* **Page extract**
○ ○ ○

The Mets flirted with history several times on Sunday. Losing two in a row for the first time in 2018 would have been historic. No need to make that kind of history. Noah Syndergaard approached Tom Seaver’s major league record for consecutive strikeouts. Tom, as every schoolchild knows (I was in first grade then and I knew), struck out the last ten Padres he faced on April 22, 1970, the first Earth Day. The earth moved from all the wind power the Padres produced.
The way Thor was going, the opportunity to tie Tom seemed within reach. So did a no-hitter. So did a pair of fur-lined mittens if the equipment guys were doing their job. Everybody wore 42 and shivered at wind chills in the 30s. Thor’s imagined Nordic background made him the ideal pitcher to keep blowing Brewers away.
Syndergaardian history was not meant to be. As soon as Hernan Perez made fair contact to lead off the fifth, the strikeout skein was over. As soon the ball landed in the outfield, the no-hitter was over. As soon as the scoreboard was glimpsed, it was remembered the game was not over. The Mets led, 1-0, on Todd Frazier’s first-inning RBI single, which was better than being tied or trailing, yet it was shaping up as one of those afternoons when the Mets seemed imposing but the game wasn’t being put away. Sort of like the Mets — behind Seaver’s 10 straight K’s and 19 overall — holding on to edge the Padres on April 22, 1970, 2-1 rather than 20-1. Sort of like the Mets — despite Jacob deGrom striking out the first eight Marlins he faced — bowing to the Marlins on September 15, 2014, 6-5. Mets pitchers being literally untouchable should discourage opponents more, shouldn’t it?
All those consecutive K’s didn’t disqualify the Brewers from competing. They bundled up, kept swinging and disrupted history. Syndergaard would have to settle for being one of only three Mets pitchers to strike out eight or more consecutive batters in a game. Not a bad club to be a part of. Sort of like the first-place 2018 Mets.

○ ○ ○

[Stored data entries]
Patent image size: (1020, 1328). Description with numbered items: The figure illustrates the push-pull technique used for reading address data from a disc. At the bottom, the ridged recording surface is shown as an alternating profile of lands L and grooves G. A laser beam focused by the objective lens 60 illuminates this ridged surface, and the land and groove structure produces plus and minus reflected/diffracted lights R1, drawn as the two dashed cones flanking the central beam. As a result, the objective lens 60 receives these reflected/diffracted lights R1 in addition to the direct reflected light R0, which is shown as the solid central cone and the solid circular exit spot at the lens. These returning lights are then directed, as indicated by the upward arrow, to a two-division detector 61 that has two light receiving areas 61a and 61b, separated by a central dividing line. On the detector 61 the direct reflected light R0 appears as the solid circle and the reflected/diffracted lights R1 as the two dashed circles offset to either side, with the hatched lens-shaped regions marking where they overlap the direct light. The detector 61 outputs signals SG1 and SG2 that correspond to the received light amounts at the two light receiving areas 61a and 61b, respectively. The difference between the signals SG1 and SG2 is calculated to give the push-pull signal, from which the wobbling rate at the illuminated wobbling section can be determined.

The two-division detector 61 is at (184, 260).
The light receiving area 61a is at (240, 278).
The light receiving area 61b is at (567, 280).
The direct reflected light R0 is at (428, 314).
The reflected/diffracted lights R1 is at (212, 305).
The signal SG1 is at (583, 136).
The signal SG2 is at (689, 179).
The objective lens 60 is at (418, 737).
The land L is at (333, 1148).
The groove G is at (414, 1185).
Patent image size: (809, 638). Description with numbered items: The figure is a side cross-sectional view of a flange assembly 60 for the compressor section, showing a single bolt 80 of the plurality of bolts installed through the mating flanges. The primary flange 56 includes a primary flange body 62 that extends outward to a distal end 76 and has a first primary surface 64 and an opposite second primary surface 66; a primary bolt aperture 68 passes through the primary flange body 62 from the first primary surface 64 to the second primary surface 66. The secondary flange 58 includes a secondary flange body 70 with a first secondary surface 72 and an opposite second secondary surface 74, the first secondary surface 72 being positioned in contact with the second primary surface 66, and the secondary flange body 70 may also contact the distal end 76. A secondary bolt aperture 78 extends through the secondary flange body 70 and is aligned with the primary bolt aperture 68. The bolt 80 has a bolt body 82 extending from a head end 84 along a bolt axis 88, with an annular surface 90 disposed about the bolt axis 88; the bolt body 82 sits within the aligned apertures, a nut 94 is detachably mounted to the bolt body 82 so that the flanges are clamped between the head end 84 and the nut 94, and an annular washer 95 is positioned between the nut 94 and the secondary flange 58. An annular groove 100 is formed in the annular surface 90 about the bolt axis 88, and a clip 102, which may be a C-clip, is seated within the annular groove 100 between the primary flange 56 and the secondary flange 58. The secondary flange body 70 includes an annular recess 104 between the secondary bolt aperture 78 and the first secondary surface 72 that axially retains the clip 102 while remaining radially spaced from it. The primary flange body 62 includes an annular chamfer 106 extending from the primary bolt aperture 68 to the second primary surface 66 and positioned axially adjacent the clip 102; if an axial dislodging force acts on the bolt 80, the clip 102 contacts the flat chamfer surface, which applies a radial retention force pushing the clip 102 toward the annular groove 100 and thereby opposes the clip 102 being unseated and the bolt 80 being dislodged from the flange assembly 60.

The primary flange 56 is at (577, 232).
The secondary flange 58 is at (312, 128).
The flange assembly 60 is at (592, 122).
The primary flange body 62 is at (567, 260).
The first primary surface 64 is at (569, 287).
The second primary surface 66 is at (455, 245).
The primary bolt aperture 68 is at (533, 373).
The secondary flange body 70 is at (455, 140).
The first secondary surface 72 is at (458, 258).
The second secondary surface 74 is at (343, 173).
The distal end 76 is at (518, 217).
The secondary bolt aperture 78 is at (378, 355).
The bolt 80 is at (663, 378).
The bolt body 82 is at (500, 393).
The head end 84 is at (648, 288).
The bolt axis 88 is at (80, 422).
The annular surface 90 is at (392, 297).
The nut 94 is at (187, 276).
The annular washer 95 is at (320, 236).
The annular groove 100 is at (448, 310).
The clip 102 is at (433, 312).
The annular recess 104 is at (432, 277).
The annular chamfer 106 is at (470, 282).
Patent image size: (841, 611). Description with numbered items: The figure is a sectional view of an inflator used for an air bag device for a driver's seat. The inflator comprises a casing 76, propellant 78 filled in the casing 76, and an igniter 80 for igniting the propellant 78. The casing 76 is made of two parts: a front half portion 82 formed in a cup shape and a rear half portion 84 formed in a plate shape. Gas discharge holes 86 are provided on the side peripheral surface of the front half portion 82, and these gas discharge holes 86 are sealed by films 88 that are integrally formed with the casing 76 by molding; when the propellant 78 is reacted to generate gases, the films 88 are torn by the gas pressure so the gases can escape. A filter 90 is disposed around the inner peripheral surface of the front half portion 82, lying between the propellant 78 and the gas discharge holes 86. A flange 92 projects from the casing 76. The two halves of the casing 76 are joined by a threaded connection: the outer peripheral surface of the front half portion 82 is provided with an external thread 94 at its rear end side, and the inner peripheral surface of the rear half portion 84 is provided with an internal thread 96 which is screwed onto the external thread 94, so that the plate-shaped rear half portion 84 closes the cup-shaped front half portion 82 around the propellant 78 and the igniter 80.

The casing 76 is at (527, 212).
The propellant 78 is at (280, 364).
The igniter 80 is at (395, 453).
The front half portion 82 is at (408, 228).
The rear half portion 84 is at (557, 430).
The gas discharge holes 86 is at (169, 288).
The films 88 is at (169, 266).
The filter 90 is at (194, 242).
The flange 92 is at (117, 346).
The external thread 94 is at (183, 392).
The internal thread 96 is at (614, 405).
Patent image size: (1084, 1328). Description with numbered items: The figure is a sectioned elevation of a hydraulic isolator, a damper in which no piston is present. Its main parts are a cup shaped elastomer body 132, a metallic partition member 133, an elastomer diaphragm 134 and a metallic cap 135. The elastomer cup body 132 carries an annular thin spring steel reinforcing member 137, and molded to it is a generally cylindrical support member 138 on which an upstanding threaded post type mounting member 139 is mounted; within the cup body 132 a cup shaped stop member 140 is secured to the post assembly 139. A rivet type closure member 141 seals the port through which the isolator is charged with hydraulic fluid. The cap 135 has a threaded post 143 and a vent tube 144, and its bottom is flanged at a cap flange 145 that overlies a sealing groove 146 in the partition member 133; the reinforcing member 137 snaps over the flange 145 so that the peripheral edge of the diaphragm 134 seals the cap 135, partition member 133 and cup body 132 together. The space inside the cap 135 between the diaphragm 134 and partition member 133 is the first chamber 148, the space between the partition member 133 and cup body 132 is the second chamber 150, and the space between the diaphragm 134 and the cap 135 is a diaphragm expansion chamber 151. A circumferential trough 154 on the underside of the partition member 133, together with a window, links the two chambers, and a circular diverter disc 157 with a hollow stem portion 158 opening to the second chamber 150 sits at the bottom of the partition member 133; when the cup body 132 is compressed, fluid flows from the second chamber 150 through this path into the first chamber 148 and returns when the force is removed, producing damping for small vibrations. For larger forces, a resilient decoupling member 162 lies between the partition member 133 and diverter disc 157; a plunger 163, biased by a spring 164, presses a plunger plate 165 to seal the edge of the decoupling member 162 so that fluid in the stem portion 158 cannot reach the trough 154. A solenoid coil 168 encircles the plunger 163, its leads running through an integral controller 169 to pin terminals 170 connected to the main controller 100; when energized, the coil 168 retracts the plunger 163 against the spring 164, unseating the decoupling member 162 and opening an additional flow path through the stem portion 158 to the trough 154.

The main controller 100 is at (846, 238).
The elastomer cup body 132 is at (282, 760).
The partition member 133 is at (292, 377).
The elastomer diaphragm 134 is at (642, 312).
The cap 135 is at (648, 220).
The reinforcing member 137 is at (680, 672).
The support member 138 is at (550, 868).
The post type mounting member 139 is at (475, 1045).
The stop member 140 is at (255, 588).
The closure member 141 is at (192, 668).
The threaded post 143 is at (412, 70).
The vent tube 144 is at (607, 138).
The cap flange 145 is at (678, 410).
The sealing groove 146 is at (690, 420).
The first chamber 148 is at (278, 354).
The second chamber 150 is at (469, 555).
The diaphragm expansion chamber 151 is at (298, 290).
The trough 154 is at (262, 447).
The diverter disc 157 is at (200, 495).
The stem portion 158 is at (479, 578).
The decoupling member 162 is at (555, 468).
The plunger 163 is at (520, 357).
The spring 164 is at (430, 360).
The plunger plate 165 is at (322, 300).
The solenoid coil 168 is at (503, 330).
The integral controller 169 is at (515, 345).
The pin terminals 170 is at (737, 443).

○ ○ ○

* **Work to complete**
[a] Reproduce word for word the passage of the Mets game recap from "The way Thor" up to and including "blowing Brewers away.".
[b] Answer these questions from the Mets game recap:
(i) On what date did Tom Seaver strike out the last ten Padres he faced?
(ii) Who drove in the Mets' first-inning run, and with what kind of hit?
(iii) How many Marlins in a row did Jacob deGrom strike out at the start of the September 15, 2014 game?
[c] Continue the Mets game recap from the point where the text stops.

* **Expected answers**
[a]
The way Thor was going, the opportunity to tie Tom seemed within reach. So did a no-hitter. So did a pair of fur-lined mittens if the equipment guys were doing their job. Everybody wore 42 and shivered at wind chills in the 30s. Thor’s imagined Nordic background made him the ideal pitcher to keep blowing Brewers away.

[b]
(i) April 22, 1970
(ii) Todd Frazier, with an RBI single
(iii) The first eight

[c]
The 2018 Mets held off the Brewers into the sixth despite approximately 2,018 Mets being left on base, despite Noah’s brilliance, which not coincidentally contributed to his pitch count. You remember the fuss raised by the number of pitches Seaver threw when he struck out nineteen Padres? Neither do I. Syndergaard struck out eleven, threw 101 pitches and was removed with one on and out in the sixth. It wasn’t surprising. It’s 2018.
Robert Gsellman entered in Noah’s place. Milwaukee looked at who was on the mound and decided the pitcher was a matter neither hair nor there. Everything was blowing in the wind, not just our hurlers’ ’dos. The Mets’ one-run lead made like a hot dog wrapper and got caught in an unfortunate gust. Lorenzo Cain greeted Gsellman by walking. Forgive Matt Harvey in the dugout and Mets fans everywhere for reflexively groaning.
There had been just enough defense all day when Thor wasn’t striking out Brewers to keep the visitors off the board. With two out and the bases loaded, there wasn’t. A wide throw from Amed Rosario enabled two Brewers to cross the plate with the tying and go-ahead runs. Cain was the second of them. Eric Hosmer wasn’t the first. Consider heaven thanked for small favors.
That’s bad history running on the field of my subconscious. Please have security tackle it when it’s done searching some poor sap’s bag for open bottles of water.
Time to flirt with better Mets history. Down 2-1, Brandon Nimmo led off the home sixth with a home run. Nimmo, who had already tied a record for the shortest, perhaps most pointless demotion to Las Vegas ever (maybe they needed his smile to help light up the Strip), was now in contention to join the Mets Cycle Club. He had singled in the first and scored, and tripled in the fourth and didn’t. The bizarro three-bag element was out of the way and the longest shot was in the books. All Nimmo needed was a doable double. Ten previous Mets had cycled. The most recent of them were Jose Reyes (2006) and Scott Hairston (2012), both in losses. As with striking out batter after batter, their four hits in service to defeat were reminders that fancy batting feats don’t necessarily guarantee pleasing standings news.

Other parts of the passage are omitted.